▸ WHAT IS REQUIRED
Find every line in the records below that holds the word "structured" and copy it.
══════
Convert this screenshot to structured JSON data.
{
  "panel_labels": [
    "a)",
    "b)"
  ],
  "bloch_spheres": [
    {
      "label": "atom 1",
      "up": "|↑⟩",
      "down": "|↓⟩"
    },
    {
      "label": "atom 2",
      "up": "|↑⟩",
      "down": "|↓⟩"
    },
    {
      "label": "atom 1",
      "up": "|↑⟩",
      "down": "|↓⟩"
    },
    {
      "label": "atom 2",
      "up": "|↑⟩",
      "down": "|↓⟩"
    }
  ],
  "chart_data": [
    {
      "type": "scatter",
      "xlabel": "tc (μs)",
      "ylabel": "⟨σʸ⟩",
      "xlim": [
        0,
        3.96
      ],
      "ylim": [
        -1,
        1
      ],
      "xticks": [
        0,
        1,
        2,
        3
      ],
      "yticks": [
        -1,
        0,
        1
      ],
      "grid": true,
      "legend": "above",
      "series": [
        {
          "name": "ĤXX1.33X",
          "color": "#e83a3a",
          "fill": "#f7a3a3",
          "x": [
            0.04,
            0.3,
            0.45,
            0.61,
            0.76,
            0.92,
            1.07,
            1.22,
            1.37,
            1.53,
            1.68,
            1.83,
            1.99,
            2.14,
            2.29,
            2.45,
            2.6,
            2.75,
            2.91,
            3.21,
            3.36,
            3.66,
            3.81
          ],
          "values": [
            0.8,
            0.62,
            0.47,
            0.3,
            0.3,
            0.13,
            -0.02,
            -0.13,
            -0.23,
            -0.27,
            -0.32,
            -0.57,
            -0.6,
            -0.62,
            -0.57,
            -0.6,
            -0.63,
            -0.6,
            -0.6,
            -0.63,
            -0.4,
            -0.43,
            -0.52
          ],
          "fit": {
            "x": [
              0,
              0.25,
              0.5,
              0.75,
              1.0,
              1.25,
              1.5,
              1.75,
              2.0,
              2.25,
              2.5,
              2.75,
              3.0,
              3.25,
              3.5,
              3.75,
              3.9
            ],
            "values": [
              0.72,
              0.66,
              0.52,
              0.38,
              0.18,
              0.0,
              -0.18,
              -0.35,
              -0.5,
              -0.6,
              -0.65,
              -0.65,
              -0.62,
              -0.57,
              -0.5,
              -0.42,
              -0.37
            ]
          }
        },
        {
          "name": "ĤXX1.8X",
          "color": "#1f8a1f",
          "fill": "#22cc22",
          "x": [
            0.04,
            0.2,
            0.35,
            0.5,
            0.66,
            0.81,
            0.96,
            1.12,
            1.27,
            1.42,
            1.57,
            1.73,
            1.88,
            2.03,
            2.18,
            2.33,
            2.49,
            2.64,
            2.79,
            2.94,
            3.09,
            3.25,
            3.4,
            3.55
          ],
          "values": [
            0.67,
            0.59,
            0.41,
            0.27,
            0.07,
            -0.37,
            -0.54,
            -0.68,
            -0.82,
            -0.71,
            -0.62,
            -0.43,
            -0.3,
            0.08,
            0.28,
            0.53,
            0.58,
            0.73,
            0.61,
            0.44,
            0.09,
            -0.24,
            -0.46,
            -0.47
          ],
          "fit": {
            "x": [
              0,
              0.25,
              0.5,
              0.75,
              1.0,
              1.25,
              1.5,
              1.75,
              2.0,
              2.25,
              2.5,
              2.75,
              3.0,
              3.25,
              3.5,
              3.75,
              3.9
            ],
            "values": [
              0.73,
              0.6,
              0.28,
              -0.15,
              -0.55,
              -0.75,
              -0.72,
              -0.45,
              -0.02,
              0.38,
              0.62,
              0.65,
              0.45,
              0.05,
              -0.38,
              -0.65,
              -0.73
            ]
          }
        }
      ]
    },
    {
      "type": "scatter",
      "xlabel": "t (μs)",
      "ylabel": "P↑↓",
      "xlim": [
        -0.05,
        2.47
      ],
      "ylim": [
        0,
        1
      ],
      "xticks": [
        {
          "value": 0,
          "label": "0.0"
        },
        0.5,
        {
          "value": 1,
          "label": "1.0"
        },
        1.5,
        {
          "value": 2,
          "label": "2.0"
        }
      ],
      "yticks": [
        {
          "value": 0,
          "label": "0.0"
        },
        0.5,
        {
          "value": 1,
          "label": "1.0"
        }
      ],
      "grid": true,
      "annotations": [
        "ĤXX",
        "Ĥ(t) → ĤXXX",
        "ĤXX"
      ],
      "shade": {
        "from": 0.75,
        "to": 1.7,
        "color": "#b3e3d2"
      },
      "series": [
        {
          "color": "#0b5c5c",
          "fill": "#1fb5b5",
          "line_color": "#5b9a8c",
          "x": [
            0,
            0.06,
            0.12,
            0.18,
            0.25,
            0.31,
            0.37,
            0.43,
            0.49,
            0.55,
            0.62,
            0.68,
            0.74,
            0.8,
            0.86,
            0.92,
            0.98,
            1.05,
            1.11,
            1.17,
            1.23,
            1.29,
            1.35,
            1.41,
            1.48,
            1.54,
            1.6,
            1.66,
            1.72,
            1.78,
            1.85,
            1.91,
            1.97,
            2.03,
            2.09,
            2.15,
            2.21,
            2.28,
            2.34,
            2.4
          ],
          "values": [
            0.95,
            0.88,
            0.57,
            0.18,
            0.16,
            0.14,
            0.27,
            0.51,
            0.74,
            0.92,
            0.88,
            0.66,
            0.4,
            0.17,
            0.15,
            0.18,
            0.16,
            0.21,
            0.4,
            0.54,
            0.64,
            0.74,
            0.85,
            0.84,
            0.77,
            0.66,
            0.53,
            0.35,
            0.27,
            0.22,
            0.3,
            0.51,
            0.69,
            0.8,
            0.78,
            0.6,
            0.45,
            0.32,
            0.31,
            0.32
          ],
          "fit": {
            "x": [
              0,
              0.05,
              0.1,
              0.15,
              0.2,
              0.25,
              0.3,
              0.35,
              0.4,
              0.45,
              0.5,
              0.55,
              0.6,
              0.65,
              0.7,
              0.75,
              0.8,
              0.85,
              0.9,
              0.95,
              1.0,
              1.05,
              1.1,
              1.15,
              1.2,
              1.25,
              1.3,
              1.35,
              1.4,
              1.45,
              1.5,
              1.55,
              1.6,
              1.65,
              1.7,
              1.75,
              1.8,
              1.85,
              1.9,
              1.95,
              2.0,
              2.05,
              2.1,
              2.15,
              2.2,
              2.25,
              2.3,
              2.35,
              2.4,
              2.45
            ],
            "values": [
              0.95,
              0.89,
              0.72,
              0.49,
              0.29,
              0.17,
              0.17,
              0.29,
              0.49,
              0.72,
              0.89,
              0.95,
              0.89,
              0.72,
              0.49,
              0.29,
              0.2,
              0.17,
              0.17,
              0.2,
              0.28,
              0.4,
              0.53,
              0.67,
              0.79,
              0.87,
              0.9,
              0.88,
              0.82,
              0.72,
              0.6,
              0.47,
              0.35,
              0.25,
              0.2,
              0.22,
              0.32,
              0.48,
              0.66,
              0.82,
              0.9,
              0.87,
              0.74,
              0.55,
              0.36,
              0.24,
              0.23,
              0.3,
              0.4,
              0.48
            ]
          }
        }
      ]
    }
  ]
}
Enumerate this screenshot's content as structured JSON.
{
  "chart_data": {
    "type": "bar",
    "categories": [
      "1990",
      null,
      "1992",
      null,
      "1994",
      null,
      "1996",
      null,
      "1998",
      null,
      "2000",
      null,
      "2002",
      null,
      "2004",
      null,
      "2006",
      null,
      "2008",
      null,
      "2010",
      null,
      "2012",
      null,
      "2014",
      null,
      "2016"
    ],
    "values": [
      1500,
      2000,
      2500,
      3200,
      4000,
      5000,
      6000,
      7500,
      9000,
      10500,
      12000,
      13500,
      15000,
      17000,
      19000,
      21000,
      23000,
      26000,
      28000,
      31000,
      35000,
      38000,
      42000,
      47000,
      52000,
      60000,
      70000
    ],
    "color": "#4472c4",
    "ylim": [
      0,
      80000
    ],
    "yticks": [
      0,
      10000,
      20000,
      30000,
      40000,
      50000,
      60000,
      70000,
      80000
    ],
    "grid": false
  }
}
══════
▸ ANSWER TO THE TASK
Convert this screenshot to structured JSON data.
Enumerate this screenshot's content as structured JSON.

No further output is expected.